= REQUIREMENTS =
For each line of the data below that holds "this", copy the line.

= PROVIDED INFORMATION =
----
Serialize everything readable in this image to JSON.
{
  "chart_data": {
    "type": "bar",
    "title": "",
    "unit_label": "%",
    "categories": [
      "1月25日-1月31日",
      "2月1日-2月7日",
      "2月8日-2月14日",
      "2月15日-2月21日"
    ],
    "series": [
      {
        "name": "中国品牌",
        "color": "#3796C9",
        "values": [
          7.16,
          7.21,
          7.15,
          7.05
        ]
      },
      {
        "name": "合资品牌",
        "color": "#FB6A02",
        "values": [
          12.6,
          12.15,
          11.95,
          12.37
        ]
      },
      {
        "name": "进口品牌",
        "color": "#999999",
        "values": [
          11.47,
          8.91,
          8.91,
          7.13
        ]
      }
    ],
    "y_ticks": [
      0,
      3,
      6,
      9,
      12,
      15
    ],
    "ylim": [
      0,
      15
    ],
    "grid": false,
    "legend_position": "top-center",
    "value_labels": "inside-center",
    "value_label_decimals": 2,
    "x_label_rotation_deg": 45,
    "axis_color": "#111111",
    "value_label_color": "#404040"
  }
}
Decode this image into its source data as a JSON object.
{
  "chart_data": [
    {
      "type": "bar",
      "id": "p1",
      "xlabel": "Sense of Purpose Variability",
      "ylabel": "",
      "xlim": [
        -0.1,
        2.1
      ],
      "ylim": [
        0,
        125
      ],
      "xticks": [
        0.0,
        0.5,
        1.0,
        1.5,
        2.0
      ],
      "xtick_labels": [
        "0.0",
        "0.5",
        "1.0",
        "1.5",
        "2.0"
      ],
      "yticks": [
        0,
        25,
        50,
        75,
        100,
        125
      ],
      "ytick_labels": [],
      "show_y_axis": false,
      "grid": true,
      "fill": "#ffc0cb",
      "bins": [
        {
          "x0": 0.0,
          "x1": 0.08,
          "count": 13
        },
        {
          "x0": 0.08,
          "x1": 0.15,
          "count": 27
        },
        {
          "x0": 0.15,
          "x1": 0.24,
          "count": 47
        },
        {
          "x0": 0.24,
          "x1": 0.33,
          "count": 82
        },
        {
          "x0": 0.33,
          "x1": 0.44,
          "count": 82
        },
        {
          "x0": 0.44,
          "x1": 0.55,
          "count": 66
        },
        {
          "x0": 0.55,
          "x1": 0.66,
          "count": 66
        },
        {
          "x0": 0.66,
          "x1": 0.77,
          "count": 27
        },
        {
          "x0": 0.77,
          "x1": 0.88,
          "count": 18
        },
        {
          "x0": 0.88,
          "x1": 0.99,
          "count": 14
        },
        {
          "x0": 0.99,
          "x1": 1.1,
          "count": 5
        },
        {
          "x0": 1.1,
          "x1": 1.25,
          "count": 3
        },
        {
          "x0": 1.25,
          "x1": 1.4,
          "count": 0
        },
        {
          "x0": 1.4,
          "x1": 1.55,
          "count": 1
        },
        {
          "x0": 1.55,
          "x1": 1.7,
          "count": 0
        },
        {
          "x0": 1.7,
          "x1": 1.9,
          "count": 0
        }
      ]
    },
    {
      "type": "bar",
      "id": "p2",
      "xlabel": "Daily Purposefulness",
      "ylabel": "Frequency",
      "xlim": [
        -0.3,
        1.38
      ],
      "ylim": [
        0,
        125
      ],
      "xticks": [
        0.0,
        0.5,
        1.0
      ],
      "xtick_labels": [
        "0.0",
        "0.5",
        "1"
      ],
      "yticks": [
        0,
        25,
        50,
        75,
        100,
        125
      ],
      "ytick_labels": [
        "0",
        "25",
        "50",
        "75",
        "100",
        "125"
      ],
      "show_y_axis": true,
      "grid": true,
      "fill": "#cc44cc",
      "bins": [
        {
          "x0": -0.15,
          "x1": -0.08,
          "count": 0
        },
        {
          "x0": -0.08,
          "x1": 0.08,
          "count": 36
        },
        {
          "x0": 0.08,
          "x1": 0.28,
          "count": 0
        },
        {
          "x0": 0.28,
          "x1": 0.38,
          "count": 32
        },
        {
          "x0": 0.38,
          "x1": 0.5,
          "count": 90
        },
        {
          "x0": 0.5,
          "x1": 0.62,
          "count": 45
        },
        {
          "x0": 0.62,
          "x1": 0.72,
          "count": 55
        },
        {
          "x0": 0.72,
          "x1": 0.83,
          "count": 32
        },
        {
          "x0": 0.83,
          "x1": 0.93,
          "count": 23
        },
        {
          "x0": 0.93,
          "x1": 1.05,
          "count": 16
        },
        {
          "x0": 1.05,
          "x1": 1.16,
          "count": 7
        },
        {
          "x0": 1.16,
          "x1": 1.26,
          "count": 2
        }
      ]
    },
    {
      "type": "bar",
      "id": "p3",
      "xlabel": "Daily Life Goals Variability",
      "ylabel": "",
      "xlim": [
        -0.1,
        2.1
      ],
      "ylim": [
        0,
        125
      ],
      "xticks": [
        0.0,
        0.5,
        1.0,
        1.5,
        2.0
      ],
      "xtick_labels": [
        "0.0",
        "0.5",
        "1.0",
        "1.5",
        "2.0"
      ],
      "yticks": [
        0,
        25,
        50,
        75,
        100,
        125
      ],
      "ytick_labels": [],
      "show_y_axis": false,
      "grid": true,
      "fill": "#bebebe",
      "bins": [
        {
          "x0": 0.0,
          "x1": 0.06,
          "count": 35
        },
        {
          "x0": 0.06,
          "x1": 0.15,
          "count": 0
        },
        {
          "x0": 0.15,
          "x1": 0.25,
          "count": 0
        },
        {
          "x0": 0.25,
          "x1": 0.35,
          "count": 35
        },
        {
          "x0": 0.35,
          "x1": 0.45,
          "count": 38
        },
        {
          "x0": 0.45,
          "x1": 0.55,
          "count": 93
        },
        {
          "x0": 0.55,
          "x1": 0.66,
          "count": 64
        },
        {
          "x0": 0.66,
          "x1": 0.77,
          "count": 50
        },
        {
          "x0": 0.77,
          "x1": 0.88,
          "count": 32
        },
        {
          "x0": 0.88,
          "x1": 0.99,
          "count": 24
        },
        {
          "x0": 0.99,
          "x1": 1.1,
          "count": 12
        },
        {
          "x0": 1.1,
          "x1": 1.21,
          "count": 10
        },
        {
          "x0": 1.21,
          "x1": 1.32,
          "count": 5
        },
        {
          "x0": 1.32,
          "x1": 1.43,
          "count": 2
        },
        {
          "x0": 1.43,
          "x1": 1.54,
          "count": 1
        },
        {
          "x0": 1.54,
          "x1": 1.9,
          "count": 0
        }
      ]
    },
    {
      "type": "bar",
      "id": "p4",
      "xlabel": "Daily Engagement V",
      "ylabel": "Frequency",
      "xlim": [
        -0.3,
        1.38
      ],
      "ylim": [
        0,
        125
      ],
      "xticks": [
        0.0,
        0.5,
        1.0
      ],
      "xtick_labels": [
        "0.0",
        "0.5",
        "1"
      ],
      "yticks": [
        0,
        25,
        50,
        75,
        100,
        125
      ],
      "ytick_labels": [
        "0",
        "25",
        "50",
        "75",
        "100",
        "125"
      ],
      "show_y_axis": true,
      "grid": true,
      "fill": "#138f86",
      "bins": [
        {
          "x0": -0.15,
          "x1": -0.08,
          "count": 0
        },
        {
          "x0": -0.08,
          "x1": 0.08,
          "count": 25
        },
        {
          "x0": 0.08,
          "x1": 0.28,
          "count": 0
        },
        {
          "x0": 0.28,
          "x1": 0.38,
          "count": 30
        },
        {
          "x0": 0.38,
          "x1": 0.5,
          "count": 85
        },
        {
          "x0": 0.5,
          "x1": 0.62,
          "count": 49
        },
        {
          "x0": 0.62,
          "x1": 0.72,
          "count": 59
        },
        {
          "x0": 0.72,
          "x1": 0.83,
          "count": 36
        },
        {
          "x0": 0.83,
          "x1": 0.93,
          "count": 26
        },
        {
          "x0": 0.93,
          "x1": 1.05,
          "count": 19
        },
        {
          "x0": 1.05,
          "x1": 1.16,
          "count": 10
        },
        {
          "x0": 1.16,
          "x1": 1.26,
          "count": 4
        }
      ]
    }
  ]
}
----
= CORRECT ANSWER =
Serialize everything readable in this image to JSON.
Decode this image into its source data as a JSON object.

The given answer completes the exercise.